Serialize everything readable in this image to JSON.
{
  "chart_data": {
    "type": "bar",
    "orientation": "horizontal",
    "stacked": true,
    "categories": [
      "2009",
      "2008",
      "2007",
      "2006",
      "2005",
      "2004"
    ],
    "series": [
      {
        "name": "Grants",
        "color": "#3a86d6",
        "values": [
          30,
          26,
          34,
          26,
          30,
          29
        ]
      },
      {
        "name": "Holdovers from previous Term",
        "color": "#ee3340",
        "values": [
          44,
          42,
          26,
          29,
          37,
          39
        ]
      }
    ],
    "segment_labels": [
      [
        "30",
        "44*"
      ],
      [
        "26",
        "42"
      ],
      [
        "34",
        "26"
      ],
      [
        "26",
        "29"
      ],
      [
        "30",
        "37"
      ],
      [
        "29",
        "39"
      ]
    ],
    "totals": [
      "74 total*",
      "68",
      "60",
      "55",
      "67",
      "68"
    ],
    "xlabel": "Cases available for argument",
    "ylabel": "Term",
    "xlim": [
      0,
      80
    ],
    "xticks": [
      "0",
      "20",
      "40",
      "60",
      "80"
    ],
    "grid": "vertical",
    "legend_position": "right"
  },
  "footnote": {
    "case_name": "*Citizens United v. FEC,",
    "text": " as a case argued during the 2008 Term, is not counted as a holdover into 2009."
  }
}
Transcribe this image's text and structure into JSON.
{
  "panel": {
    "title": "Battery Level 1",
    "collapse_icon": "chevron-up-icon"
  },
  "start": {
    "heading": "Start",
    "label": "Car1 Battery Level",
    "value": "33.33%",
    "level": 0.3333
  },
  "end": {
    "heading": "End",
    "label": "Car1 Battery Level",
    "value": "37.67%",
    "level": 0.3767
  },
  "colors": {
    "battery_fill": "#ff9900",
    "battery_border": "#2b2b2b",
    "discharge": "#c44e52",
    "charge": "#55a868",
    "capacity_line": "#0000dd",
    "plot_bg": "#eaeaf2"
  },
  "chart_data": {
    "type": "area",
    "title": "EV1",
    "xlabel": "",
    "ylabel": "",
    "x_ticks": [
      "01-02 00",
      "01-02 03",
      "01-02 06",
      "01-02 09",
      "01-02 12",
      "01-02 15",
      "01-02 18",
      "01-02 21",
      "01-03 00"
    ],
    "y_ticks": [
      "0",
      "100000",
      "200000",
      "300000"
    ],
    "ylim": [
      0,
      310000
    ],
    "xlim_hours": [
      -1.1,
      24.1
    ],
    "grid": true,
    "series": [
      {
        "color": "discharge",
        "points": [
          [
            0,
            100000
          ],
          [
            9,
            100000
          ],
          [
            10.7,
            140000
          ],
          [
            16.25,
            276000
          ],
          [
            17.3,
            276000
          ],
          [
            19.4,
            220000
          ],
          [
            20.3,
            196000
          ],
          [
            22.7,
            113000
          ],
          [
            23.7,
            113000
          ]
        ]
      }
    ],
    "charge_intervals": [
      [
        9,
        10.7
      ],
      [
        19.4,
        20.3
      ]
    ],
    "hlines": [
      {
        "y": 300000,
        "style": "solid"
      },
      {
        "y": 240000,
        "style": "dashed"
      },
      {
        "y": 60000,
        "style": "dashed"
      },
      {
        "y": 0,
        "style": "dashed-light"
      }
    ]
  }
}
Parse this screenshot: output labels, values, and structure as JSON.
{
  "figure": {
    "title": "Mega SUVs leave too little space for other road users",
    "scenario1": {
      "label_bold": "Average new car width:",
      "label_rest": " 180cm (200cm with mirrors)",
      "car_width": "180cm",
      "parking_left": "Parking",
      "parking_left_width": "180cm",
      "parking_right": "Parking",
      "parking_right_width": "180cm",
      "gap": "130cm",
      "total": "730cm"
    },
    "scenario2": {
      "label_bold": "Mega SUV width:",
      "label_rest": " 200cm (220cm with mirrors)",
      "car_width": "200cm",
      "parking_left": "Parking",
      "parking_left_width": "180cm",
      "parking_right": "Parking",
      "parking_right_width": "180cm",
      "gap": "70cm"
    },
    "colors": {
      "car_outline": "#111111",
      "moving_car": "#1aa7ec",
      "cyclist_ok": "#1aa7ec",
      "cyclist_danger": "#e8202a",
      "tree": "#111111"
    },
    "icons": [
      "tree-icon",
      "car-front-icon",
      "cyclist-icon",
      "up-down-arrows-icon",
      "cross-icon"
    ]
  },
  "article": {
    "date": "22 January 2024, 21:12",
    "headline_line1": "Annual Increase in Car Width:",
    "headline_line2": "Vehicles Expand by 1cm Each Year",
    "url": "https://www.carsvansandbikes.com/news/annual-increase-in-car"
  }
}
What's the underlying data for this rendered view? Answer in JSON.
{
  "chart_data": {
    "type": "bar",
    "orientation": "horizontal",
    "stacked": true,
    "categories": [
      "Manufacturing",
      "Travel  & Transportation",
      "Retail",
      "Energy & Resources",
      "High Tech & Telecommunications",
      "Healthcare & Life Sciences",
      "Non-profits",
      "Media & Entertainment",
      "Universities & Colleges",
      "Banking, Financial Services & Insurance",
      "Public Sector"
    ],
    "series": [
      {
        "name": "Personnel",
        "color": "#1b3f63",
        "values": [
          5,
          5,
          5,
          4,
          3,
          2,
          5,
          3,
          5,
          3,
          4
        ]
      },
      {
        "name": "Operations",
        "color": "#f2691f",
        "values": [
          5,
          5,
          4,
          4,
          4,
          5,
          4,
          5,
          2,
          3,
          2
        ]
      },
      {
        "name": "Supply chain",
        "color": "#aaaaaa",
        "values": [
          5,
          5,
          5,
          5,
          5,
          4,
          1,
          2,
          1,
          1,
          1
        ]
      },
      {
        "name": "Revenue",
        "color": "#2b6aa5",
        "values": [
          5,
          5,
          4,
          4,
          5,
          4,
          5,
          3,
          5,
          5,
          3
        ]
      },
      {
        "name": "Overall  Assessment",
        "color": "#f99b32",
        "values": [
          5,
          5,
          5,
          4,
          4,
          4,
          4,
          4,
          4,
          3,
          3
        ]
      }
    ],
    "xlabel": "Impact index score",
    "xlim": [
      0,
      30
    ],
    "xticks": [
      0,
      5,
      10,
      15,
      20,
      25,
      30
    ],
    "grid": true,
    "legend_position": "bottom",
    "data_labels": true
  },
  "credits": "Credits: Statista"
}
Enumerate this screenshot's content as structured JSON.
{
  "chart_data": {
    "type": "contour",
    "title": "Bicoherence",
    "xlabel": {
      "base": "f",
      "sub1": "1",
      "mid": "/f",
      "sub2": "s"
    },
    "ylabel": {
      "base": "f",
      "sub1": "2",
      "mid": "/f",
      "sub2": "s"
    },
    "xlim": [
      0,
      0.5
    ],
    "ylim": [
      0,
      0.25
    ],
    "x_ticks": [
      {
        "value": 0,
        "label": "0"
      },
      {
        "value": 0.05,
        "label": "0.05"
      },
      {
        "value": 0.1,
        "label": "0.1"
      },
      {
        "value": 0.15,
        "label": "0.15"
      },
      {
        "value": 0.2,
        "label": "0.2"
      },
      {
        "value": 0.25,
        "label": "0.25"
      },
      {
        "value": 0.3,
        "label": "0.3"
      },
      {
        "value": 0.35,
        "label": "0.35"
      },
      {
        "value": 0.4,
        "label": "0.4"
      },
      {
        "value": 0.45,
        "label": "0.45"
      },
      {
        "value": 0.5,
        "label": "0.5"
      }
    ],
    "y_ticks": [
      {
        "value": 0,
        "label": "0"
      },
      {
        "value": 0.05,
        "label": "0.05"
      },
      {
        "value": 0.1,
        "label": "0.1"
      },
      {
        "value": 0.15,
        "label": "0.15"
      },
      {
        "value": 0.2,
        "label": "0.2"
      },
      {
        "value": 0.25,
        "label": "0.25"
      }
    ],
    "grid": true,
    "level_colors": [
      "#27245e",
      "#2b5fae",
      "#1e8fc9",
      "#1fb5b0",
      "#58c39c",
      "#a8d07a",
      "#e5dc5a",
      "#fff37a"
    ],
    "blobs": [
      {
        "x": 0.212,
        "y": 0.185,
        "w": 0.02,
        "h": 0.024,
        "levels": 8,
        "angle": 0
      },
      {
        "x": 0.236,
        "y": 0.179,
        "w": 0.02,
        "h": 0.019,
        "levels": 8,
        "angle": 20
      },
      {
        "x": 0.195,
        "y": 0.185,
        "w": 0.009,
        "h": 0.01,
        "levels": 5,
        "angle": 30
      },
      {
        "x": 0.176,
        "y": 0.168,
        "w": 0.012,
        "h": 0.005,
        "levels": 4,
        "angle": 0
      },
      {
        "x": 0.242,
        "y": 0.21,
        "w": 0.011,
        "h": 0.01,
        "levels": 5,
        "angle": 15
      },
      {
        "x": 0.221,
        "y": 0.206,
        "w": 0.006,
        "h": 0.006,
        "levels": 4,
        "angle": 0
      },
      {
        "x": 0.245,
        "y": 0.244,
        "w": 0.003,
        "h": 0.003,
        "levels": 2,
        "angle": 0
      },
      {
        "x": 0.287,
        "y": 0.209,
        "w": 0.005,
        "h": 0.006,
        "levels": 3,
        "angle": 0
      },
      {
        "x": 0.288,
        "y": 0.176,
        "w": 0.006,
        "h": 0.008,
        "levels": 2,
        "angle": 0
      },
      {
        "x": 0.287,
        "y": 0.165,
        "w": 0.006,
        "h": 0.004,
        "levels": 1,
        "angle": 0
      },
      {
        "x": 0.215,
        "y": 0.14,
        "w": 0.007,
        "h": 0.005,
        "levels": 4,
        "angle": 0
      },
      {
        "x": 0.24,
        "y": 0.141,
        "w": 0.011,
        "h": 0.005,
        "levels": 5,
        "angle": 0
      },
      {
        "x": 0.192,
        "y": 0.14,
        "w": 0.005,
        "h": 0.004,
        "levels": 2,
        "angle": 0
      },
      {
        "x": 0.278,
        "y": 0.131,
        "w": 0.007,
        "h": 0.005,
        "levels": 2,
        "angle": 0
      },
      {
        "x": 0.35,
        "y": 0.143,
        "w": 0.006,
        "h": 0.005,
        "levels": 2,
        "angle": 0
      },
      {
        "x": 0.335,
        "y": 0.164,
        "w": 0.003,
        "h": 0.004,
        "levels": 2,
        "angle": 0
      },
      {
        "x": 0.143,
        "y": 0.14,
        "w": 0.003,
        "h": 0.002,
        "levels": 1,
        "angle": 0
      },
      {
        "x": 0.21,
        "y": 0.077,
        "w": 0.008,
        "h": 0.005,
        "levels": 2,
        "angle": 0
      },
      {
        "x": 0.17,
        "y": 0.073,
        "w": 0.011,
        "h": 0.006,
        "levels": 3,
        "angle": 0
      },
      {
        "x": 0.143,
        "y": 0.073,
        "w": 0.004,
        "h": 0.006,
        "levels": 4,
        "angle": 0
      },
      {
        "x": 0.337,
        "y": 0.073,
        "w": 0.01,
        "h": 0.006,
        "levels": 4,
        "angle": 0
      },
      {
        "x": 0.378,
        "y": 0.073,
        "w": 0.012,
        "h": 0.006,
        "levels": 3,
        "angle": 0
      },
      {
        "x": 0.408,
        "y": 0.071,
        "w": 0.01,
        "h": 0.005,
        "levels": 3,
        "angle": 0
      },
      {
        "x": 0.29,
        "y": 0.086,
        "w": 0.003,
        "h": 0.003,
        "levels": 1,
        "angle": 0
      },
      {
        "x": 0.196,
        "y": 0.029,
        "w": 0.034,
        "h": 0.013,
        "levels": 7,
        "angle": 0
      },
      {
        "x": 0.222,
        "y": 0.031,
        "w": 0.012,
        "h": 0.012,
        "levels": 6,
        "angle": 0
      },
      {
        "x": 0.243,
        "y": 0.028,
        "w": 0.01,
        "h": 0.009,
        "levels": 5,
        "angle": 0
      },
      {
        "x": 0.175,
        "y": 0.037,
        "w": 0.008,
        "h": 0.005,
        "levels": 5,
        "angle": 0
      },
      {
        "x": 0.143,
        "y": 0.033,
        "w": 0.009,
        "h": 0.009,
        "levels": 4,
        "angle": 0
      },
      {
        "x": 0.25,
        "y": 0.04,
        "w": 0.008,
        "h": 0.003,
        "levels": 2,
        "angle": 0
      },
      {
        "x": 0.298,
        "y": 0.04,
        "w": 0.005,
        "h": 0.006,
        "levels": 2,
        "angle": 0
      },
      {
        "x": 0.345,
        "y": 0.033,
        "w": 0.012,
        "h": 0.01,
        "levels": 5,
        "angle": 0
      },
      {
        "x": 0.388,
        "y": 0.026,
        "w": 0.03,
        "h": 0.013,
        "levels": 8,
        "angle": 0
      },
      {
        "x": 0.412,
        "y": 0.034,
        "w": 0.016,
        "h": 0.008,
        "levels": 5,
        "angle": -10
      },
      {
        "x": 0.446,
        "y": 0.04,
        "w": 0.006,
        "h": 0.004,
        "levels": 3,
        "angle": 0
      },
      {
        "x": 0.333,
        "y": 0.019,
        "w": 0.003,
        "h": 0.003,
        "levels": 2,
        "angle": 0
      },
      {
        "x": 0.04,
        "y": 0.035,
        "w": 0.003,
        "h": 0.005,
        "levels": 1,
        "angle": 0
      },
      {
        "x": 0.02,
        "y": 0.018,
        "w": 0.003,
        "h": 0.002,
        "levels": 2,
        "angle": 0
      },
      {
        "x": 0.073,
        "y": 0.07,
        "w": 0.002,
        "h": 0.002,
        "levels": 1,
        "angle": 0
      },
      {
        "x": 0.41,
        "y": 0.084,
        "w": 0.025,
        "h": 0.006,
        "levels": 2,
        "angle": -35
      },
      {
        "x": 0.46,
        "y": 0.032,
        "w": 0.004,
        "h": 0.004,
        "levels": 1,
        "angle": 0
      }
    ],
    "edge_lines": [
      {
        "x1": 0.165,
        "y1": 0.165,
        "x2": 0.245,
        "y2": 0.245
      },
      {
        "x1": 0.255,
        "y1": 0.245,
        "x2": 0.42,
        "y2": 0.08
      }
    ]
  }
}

Problem to work on> All lines above containing the string "title" are to be collected.

Written response>
    "title": "Battery Level 1",
    "title": "EV1",
    "title": "Mega SUVs leave too little space for other road users",
    "title": "Bicoherence",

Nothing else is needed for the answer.